PROBLEM STATEMENT
Repeat the records below exactly, leaving out any pictures.

★ ★ ★ ★ ★ ★ ★

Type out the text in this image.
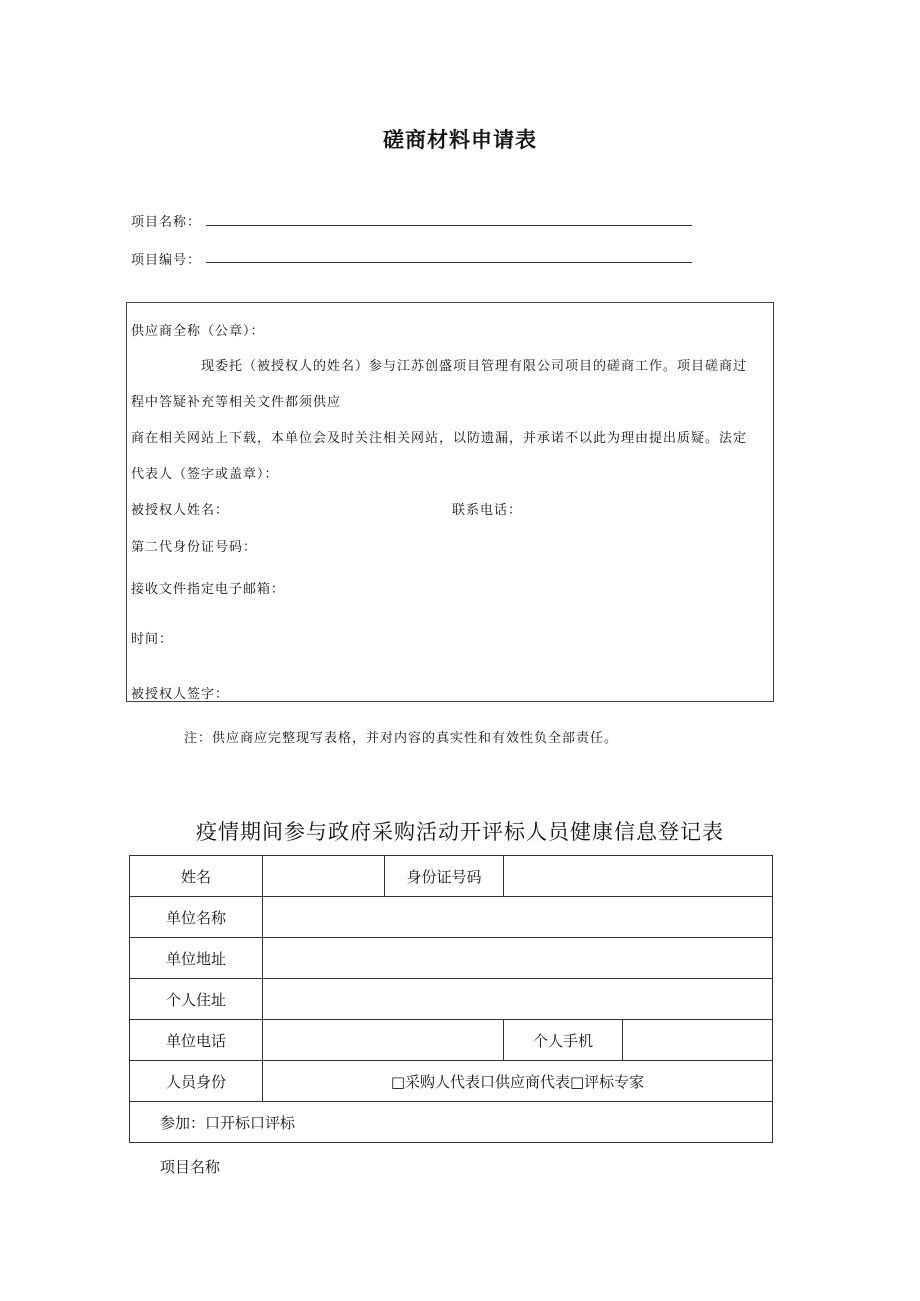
磋商材料申请表
项目名称：
项目编号：
供应商全称（公章）：
现委托（被授权人的姓名）参与江苏创盛项目管理有限公司项目的磋商工作。项目磋商过
程中答疑补充等相关文件都须供应
商在相关网站上下载，本单位会及时关注相关网站，以防遗漏，并承诺不以此为理由提出质疑。法定
代表人（签字或盖章）：
被授权人姓名：	联系电话：
第二代身份证号码：
接收文件指定电子邮箱：
时间：
被授权人签字：
注：供应商应完整现写表格，并对内容的真实性和有效性负全部责任。
疫情期间参与政府采购活动开评标人员健康信息登记表
姓名		身份证号码		
单位名称				
单位地址				
个人住址				
单位电话			个人手机	
人员身份	□采购人代表口供应商代表□评标专家			
参加：口开标口评标				
项目名称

★ ★ ★ ★ ★ ★ ★

RESPONSE TO THIS EXERCISE
Type out the text in this image.
磋商材料申请表
项目名称：
项目编号：
供应商全称（公章）：
现委托（被授权人的姓名）参与江苏创盛项目管理有限公司项目的磋商工作。项目磋商过
程中答疑补充等相关文件都须供应
商在相关网站上下载，本单位会及时关注相关网站，以防遗漏，并承诺不以此为理由提出质疑。法定
代表人（签字或盖章）：
被授权人姓名：	联系电话：
第二代身份证号码：
接收文件指定电子邮箱：
时间：
被授权人签字：
注：供应商应完整现写表格，并对内容的真实性和有效性负全部责任。
疫情期间参与政府采购活动开评标人员健康信息登记表
姓名		身份证号码		
单位名称				
单位地址				
个人住址				
单位电话			个人手机	
人员身份	□采购人代表口供应商代表□评标专家			
参加：口开标口评标				
项目名称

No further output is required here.